## [Given problem]
In the listing below, find every line with the string "Adudption" and pull it out.

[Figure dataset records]
^^^^^^^^

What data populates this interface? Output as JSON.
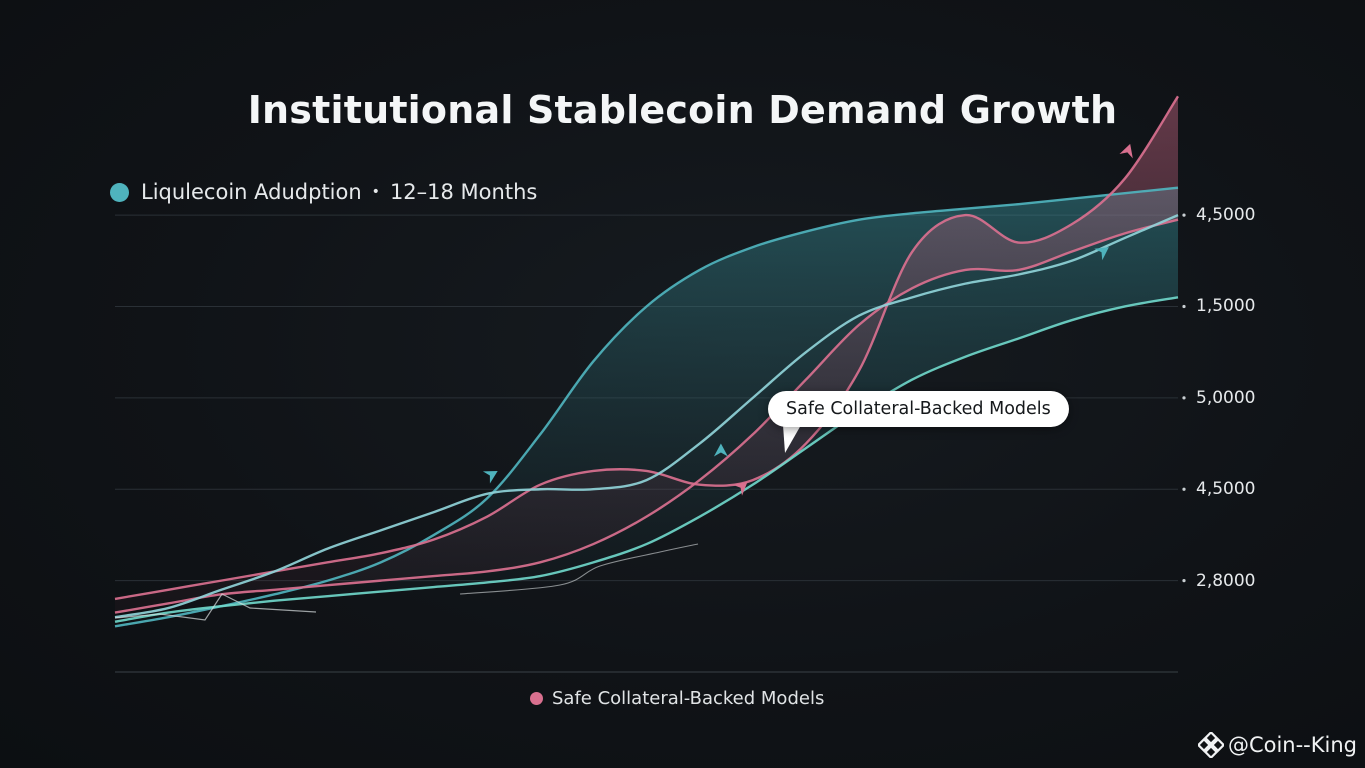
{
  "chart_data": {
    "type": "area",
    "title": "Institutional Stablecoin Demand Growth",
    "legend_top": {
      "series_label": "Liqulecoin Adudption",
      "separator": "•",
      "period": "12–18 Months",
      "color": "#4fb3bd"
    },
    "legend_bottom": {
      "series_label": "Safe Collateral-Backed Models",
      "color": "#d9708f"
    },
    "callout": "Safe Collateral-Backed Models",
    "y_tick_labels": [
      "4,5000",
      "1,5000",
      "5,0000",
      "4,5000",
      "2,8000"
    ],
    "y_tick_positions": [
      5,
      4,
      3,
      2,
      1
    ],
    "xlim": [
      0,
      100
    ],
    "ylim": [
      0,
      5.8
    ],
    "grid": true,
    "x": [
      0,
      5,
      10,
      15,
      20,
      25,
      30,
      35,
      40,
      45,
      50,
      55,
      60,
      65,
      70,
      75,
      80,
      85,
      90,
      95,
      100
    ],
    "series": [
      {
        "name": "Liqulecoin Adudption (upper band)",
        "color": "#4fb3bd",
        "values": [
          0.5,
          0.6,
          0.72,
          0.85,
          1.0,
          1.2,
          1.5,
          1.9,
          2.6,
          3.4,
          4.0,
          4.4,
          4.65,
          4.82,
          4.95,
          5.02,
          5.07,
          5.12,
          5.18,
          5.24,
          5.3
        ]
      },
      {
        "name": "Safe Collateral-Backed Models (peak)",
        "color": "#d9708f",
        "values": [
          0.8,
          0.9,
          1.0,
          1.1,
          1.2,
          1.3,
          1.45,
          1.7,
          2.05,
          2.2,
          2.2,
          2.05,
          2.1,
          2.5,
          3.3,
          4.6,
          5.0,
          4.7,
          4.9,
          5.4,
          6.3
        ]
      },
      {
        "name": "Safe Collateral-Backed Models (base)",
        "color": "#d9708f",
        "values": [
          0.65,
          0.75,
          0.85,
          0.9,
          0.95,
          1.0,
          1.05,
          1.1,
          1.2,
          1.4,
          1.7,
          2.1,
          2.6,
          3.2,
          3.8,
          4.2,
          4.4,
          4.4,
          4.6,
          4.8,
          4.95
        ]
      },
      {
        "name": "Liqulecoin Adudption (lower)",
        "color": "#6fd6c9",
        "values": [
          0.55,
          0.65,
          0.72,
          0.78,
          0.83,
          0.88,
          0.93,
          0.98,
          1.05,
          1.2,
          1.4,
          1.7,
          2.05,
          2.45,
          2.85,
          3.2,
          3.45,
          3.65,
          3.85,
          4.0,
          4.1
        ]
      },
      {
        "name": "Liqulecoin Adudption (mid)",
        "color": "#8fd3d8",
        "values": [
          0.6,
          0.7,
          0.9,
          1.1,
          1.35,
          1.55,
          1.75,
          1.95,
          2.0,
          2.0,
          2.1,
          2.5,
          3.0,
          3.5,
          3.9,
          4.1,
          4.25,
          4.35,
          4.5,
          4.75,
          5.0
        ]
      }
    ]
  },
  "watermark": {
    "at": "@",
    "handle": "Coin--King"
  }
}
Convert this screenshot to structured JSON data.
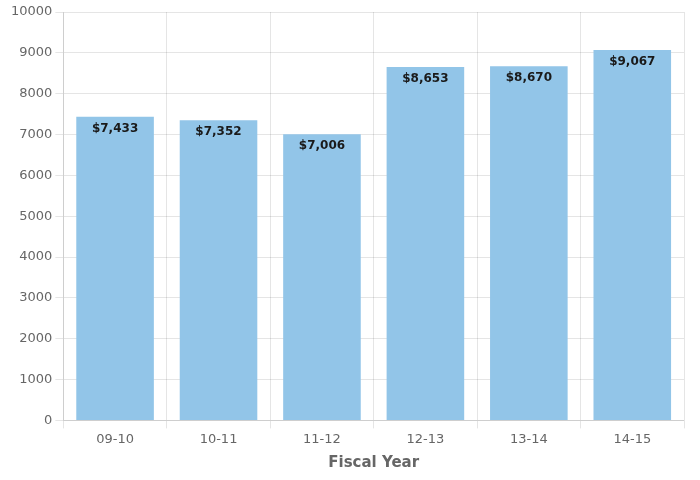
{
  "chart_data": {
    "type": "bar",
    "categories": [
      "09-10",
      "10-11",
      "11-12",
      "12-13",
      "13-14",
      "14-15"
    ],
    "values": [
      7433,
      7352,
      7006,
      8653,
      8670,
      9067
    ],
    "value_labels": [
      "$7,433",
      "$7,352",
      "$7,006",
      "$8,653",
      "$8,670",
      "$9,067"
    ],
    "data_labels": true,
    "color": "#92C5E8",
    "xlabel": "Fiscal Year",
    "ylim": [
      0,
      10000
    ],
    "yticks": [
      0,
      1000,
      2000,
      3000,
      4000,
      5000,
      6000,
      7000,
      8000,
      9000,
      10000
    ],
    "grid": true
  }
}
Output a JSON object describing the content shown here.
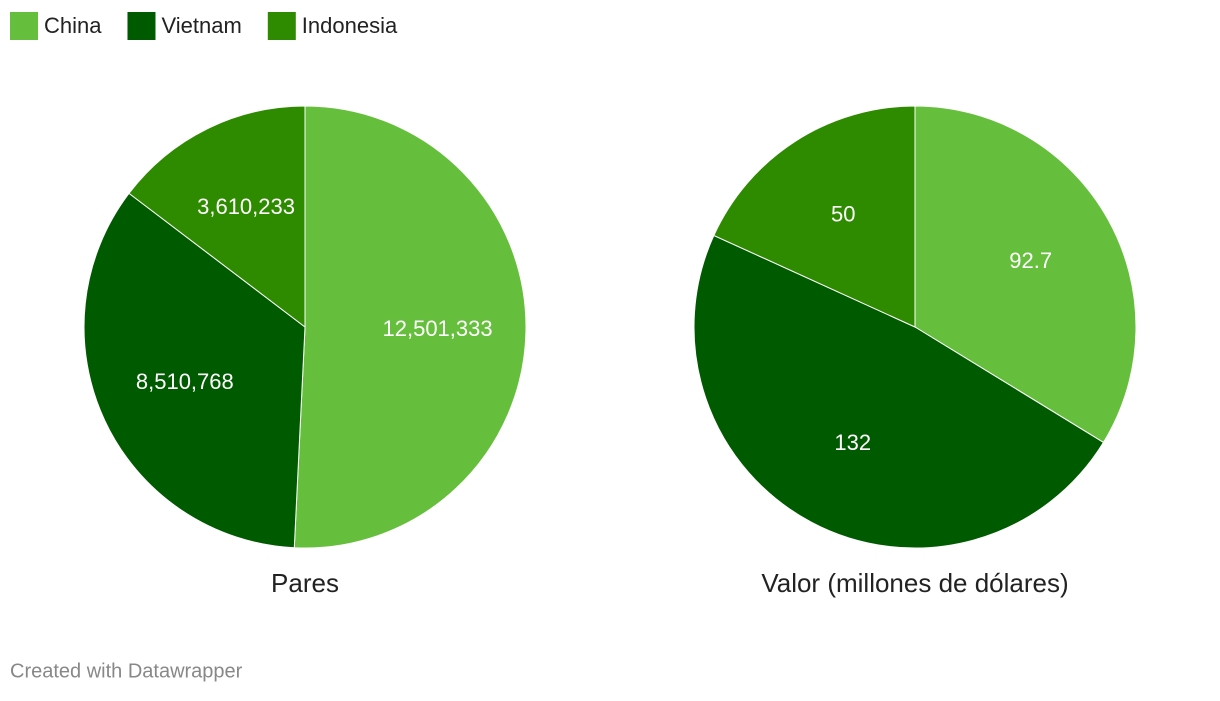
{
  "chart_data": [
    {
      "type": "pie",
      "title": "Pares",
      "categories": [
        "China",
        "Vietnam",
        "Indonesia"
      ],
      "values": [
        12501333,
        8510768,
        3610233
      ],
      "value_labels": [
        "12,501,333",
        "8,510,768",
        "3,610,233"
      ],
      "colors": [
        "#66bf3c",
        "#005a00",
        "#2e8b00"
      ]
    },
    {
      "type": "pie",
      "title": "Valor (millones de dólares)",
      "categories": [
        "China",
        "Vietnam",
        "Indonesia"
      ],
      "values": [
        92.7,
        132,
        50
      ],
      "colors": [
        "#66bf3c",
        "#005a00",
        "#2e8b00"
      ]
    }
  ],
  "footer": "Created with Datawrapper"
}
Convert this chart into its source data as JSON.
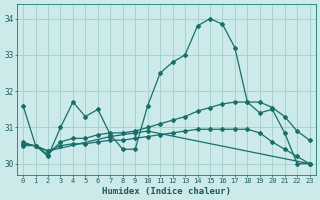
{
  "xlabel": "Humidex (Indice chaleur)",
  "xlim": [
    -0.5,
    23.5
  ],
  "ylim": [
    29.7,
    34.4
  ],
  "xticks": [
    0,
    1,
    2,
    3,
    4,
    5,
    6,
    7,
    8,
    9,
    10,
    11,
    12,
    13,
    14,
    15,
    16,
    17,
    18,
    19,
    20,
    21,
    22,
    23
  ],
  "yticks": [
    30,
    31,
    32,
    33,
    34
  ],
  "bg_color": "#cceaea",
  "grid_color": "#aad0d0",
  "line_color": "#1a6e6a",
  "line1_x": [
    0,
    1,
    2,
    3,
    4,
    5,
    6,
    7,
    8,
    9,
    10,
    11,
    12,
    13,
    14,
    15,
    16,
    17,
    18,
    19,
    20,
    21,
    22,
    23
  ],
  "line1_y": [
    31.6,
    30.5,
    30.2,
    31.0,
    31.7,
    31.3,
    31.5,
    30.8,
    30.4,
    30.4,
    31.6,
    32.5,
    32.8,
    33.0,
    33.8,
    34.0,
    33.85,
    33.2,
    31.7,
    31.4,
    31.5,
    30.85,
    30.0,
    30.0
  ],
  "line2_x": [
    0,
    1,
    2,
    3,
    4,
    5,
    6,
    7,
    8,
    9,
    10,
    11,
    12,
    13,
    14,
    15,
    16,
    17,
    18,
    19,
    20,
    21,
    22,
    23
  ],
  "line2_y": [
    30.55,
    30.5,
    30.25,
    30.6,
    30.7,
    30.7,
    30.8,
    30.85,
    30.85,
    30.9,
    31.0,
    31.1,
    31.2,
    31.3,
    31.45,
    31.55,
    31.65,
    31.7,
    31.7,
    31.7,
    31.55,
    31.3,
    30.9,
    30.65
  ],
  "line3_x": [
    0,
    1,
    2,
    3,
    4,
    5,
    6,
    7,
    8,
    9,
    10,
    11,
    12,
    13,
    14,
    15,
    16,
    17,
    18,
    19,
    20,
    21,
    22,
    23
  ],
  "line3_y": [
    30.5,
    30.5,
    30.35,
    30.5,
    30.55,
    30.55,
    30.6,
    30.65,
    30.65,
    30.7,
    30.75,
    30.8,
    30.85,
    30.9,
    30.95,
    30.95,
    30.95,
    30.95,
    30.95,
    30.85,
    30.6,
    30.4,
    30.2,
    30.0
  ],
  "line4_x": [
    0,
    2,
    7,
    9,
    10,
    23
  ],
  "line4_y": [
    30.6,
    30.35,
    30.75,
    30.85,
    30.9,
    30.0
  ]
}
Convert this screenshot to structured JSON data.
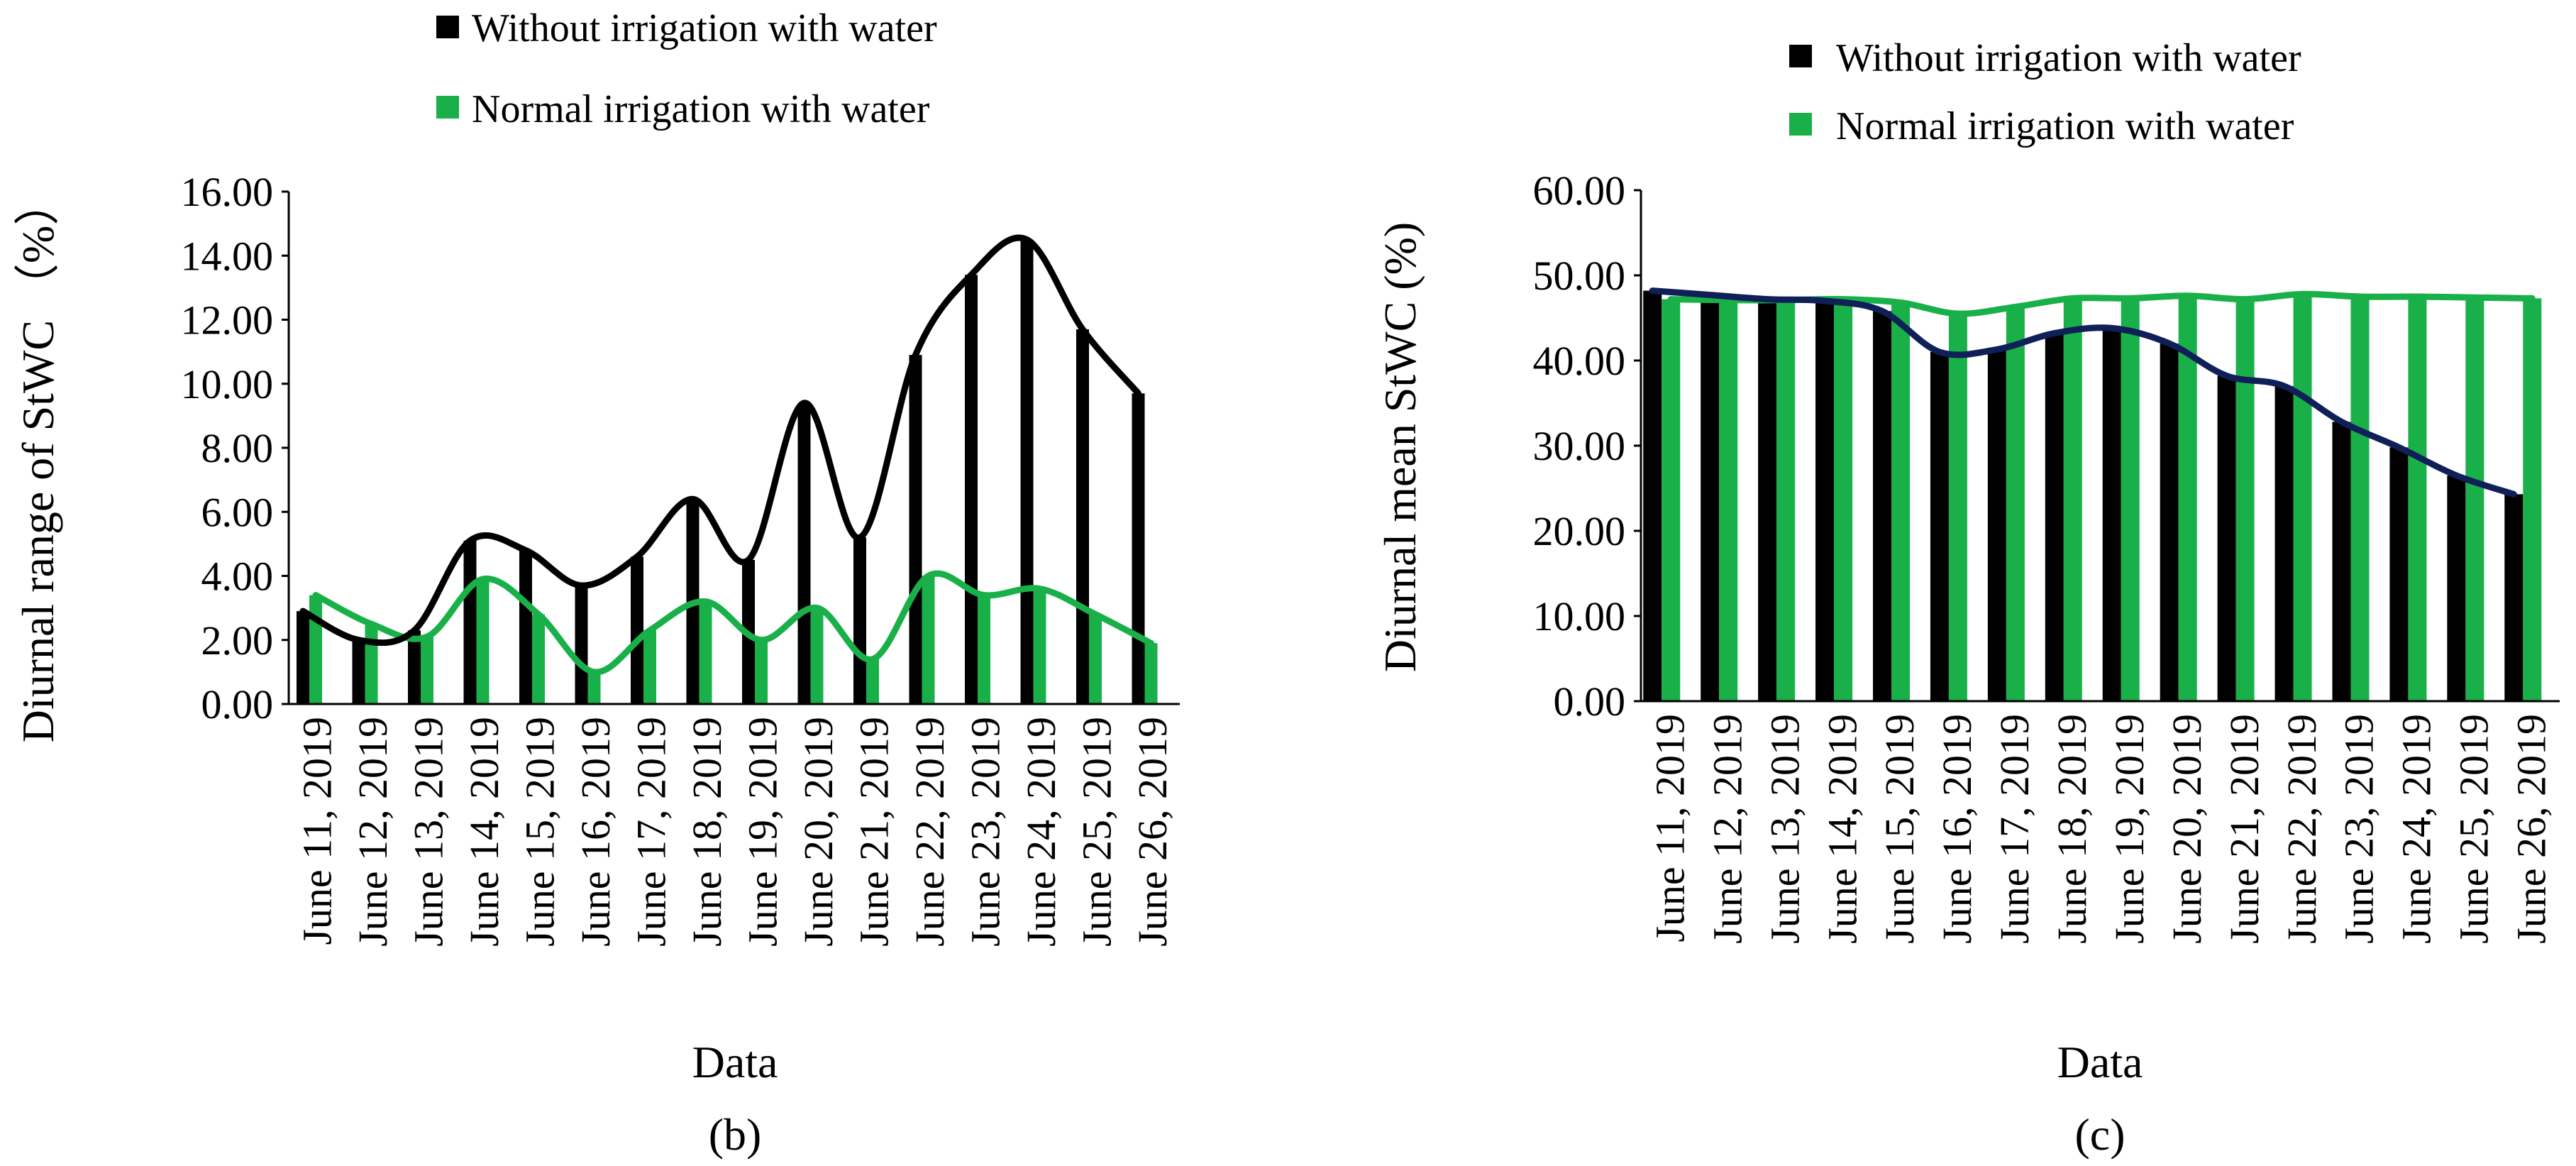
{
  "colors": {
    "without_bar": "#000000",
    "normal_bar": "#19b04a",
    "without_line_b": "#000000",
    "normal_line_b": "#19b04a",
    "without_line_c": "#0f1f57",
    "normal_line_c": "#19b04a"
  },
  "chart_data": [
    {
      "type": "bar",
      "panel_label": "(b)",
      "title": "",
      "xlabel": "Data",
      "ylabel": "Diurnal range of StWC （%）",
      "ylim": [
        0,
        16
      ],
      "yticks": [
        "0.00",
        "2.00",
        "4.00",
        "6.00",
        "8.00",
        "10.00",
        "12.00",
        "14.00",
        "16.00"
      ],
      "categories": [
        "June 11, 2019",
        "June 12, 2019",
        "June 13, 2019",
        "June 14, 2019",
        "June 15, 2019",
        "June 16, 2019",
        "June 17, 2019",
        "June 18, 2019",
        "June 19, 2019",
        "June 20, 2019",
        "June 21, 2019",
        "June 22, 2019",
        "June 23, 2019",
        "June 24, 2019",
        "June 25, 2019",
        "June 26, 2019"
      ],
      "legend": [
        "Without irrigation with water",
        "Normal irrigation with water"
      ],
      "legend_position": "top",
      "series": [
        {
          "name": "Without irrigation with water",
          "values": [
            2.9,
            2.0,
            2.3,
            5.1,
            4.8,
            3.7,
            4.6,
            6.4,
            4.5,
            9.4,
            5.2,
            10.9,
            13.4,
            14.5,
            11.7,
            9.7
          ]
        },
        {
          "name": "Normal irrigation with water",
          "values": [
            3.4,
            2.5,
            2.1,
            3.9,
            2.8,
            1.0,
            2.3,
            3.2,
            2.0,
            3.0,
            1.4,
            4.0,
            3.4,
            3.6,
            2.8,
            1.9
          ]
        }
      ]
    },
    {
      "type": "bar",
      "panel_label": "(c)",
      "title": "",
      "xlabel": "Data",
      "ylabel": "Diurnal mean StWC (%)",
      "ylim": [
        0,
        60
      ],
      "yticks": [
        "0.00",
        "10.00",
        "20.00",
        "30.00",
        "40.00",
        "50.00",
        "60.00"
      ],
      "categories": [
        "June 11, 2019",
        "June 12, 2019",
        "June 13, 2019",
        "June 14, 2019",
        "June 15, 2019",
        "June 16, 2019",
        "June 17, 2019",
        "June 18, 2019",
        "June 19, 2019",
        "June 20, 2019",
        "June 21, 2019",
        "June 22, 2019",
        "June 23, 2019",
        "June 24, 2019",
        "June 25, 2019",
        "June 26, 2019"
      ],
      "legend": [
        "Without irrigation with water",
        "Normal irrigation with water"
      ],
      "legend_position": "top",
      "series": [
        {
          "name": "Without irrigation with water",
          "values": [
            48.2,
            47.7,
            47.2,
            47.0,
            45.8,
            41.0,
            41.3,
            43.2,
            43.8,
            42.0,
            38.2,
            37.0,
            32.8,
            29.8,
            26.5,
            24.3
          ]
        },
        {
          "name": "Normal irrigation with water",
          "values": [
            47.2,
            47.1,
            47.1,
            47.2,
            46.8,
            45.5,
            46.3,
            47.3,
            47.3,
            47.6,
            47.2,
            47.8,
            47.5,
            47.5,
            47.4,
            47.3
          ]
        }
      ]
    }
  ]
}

^^^^^^^^

## [Written response]
      "series_label": "Liqulecoin Adudption",
        "name": "Liqulecoin Adudption (upper band)",
        "name": "Liqulecoin Adudption (lower)",
        "name": "Liqulecoin Adudption (mid)",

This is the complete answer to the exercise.